#### What you will do
Search the data for the string "нотариально" and gather each line it is in.

Raw records:
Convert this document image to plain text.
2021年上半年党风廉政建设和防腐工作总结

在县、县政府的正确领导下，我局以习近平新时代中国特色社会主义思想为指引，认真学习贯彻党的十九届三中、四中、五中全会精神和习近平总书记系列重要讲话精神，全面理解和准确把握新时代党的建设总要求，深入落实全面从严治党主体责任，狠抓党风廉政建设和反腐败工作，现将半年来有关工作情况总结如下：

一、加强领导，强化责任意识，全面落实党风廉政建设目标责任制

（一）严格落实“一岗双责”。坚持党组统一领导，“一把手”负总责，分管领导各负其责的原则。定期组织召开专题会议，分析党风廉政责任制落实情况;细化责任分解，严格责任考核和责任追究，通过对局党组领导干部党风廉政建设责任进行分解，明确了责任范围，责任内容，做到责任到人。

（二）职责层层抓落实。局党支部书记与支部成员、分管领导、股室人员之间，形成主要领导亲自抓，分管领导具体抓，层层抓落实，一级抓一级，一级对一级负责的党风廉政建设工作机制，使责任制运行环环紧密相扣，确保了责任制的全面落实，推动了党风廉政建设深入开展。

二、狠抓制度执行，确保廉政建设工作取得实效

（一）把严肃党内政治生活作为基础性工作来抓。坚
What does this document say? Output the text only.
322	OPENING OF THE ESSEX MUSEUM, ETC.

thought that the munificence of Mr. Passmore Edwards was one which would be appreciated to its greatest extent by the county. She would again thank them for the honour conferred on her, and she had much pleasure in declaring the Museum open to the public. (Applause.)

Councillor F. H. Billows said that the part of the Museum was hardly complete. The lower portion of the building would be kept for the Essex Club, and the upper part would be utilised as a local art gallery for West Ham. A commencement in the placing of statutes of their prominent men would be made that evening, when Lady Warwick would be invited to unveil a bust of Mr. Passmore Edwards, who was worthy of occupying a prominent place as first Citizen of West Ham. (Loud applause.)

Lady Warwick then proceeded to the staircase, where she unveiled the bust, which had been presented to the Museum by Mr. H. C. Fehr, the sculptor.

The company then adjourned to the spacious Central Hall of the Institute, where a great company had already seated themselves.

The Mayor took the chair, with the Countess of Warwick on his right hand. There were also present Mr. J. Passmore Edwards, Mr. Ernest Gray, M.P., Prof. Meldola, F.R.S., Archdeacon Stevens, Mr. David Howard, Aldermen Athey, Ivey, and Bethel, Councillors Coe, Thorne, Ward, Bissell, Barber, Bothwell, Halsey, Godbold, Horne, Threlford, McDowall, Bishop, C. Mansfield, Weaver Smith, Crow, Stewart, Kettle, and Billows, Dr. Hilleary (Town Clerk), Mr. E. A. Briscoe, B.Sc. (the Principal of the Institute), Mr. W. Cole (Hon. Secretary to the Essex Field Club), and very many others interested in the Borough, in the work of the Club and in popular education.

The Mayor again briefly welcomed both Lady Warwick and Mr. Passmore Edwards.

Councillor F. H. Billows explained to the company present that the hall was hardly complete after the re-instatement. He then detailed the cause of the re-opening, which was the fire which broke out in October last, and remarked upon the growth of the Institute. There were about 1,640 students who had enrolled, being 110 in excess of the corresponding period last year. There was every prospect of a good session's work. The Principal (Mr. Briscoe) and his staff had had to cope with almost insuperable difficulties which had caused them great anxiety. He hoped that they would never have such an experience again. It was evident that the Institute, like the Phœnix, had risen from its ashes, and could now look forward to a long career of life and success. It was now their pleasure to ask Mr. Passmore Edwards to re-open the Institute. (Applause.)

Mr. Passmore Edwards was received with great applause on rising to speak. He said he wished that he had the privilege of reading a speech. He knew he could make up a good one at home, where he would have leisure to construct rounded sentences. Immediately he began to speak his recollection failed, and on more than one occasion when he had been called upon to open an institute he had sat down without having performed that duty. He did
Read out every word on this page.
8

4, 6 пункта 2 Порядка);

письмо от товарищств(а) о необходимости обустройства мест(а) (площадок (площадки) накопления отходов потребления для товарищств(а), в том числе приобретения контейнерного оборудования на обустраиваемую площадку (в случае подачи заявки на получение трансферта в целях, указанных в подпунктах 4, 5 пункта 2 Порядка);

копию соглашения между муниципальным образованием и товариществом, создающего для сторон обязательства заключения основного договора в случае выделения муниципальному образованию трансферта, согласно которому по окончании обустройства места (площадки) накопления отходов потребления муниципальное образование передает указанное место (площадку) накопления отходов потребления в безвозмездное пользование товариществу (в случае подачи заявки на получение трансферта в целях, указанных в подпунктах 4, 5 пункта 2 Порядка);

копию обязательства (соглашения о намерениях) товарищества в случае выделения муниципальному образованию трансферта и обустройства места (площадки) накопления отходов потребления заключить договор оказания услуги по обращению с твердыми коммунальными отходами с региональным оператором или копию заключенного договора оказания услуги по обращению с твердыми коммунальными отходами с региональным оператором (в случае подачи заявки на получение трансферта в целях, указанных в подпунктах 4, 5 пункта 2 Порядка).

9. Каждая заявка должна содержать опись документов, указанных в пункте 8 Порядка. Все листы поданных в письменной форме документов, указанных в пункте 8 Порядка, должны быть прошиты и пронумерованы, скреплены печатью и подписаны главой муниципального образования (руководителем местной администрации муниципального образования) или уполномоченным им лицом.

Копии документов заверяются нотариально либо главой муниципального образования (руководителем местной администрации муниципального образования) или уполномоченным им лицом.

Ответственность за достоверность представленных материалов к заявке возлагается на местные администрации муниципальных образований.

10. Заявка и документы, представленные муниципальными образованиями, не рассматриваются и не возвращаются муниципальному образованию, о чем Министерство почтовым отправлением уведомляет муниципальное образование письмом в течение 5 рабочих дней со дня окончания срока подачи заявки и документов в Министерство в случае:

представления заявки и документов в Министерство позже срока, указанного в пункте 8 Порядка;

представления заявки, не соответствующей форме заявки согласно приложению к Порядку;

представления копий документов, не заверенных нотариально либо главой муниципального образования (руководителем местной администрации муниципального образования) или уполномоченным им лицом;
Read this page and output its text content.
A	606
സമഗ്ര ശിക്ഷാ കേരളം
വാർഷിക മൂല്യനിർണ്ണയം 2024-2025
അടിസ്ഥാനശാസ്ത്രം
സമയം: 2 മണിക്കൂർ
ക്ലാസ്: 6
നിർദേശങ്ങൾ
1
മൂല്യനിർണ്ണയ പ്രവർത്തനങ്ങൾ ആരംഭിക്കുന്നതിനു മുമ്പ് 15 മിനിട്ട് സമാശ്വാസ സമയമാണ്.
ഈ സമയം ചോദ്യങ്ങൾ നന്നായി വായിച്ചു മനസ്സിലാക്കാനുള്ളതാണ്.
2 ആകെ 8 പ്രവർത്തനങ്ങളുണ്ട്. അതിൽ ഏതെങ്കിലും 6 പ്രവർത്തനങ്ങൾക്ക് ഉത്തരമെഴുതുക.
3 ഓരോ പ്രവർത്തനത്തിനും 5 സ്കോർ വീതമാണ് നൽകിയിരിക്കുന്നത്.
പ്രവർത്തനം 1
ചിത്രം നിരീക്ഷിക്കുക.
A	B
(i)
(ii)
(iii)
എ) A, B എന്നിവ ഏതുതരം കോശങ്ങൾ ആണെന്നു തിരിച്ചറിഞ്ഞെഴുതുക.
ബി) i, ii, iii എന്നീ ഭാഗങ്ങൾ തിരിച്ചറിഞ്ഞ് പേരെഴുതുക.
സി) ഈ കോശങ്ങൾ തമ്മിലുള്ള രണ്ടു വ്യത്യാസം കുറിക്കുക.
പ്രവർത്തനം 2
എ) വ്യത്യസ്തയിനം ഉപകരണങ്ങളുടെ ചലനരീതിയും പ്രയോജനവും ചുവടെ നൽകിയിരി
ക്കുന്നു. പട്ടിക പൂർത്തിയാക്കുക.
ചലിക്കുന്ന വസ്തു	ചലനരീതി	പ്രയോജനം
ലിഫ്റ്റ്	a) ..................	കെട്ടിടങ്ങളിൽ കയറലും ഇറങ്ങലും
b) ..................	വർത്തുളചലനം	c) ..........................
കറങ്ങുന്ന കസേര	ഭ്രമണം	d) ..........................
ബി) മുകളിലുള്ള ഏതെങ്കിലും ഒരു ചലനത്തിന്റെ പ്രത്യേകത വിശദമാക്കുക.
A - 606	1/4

#### Expected answer
Копии документов заверяются нотариально либо главой муниципального образования (руководителем местной администрации муниципального образования) или уполномоченным им лицом.
представления копий документов, не заверенных нотариально либо главой муниципального образования (руководителем местной администрации муниципального образования) или уполномоченным им лицом;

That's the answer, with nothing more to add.